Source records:
━━━━━━

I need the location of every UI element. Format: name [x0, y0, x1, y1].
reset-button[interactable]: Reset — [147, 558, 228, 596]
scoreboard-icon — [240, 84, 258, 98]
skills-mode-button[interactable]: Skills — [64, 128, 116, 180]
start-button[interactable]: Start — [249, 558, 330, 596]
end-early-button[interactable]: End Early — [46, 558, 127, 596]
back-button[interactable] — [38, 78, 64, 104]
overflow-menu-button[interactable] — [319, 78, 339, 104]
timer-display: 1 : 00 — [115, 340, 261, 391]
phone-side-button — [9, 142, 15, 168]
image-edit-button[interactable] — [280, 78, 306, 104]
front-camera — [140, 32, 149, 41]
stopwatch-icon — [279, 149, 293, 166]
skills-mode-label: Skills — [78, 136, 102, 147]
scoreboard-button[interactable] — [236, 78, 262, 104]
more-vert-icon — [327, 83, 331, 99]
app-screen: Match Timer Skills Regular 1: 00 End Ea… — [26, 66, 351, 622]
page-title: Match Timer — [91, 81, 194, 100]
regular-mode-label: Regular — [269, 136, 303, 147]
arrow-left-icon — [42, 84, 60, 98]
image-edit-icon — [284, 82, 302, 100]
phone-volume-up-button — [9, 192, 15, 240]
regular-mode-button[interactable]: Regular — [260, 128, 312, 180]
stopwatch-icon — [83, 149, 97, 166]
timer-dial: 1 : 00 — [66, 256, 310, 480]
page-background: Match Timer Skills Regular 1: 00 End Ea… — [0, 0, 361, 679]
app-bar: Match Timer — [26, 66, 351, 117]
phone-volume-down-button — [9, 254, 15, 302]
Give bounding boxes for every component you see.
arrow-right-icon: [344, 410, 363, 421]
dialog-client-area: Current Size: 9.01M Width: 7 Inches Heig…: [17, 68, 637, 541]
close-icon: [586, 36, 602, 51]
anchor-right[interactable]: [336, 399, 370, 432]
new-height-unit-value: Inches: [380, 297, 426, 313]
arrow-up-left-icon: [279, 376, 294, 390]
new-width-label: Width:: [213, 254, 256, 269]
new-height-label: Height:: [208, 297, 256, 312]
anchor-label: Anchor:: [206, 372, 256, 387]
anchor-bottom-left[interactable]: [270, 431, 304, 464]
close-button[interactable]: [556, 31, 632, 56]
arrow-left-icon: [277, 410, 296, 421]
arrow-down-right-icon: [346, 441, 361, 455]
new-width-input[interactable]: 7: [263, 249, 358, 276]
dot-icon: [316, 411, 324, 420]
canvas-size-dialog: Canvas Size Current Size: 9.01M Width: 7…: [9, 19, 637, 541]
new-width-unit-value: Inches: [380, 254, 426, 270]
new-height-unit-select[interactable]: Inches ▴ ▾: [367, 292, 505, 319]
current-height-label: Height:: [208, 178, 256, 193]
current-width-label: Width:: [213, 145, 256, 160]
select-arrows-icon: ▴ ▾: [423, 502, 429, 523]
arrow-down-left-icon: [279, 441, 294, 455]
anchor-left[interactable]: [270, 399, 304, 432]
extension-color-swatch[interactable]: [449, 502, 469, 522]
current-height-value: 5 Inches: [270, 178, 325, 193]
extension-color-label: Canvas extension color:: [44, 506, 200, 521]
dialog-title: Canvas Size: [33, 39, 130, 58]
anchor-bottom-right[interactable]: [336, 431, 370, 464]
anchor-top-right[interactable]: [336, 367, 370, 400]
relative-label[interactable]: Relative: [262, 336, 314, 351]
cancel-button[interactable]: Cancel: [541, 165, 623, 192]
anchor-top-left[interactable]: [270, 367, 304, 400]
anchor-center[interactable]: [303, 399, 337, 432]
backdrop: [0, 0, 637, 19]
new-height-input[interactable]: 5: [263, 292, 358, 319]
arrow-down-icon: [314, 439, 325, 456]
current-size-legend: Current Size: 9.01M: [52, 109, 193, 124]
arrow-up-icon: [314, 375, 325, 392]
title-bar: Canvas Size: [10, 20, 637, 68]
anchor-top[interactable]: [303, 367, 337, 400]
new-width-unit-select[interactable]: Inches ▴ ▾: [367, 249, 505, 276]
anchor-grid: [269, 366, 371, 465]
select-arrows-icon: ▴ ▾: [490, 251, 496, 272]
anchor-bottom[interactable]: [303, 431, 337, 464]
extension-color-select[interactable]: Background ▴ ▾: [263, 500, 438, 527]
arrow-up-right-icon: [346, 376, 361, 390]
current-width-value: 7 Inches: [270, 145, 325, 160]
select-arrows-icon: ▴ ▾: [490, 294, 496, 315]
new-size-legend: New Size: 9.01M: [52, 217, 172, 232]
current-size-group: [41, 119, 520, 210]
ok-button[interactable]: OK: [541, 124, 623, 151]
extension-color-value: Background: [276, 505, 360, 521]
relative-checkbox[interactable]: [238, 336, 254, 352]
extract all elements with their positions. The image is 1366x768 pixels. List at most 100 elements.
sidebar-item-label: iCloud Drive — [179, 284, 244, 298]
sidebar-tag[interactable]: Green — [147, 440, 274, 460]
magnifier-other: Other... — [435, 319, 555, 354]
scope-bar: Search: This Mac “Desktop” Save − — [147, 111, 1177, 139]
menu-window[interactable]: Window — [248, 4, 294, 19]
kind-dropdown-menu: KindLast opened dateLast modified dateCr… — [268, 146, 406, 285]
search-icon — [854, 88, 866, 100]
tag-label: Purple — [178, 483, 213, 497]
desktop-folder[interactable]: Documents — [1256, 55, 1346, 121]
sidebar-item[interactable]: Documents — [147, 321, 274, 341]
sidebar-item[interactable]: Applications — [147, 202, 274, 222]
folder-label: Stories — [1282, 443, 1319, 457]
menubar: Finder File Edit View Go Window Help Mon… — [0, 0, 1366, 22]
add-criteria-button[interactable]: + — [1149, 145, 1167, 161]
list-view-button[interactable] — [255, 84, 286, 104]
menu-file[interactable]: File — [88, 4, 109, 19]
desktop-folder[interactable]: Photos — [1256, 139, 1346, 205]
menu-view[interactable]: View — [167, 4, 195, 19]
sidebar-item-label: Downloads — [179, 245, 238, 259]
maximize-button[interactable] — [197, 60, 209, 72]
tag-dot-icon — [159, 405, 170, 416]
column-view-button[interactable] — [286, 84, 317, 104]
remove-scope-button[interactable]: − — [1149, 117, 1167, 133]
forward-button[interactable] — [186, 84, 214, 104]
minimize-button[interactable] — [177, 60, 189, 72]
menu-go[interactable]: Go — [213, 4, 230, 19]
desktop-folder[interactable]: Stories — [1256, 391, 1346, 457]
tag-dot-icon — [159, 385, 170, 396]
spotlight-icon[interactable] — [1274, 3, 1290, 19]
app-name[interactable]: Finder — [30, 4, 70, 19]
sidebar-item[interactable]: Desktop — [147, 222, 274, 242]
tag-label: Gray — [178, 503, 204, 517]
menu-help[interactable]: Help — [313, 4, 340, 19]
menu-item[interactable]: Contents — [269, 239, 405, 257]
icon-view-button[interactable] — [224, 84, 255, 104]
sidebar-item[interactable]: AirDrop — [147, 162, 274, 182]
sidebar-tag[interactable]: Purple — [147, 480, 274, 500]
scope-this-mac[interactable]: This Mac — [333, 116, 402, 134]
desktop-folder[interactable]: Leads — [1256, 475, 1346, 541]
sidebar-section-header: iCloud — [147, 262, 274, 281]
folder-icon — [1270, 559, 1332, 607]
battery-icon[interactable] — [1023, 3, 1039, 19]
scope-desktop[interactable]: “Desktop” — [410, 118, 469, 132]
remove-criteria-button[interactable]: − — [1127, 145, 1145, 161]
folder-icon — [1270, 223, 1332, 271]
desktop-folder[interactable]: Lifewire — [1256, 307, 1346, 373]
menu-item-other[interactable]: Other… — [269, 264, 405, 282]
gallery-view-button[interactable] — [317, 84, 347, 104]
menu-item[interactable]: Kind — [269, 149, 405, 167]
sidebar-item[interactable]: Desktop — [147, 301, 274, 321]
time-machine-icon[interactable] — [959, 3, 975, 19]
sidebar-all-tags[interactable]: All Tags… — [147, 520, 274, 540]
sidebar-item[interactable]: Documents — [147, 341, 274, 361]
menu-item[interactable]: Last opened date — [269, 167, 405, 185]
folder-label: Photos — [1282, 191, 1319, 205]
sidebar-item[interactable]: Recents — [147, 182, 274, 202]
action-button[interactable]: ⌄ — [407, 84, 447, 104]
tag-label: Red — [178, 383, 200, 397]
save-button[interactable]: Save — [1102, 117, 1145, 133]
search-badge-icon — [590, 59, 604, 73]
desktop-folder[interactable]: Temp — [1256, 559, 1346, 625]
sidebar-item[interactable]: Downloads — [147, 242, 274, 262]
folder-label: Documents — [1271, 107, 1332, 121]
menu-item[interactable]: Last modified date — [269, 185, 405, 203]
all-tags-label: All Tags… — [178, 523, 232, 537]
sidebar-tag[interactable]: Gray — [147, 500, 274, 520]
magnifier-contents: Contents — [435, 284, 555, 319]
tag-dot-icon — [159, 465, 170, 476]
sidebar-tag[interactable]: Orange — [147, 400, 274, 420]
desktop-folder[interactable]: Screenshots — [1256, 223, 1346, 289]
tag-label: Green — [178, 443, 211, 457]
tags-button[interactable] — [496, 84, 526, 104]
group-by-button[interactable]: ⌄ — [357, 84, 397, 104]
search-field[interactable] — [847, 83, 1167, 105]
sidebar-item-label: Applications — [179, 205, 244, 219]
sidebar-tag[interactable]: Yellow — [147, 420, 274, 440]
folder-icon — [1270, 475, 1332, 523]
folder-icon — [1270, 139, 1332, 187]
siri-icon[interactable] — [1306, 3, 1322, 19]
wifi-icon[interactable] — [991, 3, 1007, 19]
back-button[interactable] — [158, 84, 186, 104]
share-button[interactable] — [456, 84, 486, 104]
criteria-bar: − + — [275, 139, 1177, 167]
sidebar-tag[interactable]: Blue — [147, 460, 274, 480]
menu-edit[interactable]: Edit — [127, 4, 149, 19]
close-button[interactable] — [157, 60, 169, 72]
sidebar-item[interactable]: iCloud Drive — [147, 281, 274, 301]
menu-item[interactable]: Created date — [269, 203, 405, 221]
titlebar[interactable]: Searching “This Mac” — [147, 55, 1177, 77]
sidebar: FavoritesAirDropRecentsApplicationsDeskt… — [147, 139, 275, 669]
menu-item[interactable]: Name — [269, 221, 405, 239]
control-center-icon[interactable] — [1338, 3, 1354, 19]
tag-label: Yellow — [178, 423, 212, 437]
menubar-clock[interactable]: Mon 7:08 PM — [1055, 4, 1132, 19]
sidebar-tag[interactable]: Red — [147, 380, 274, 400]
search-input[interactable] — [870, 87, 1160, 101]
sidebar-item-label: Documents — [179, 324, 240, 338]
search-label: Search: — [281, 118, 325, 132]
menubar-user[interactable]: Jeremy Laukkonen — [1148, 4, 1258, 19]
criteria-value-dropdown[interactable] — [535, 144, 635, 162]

━━━━━━

Identify every line in the items above that contains the string "menubar", and copy each such line in full.

menubar: Finder File Edit View Go Window Help Mon… — [0, 0, 1366, 22]
menubar-clock[interactable]: Mon 7:08 PM — [1055, 4, 1132, 19]
menubar-user[interactable]: Jeremy Laukkonen — [1148, 4, 1258, 19]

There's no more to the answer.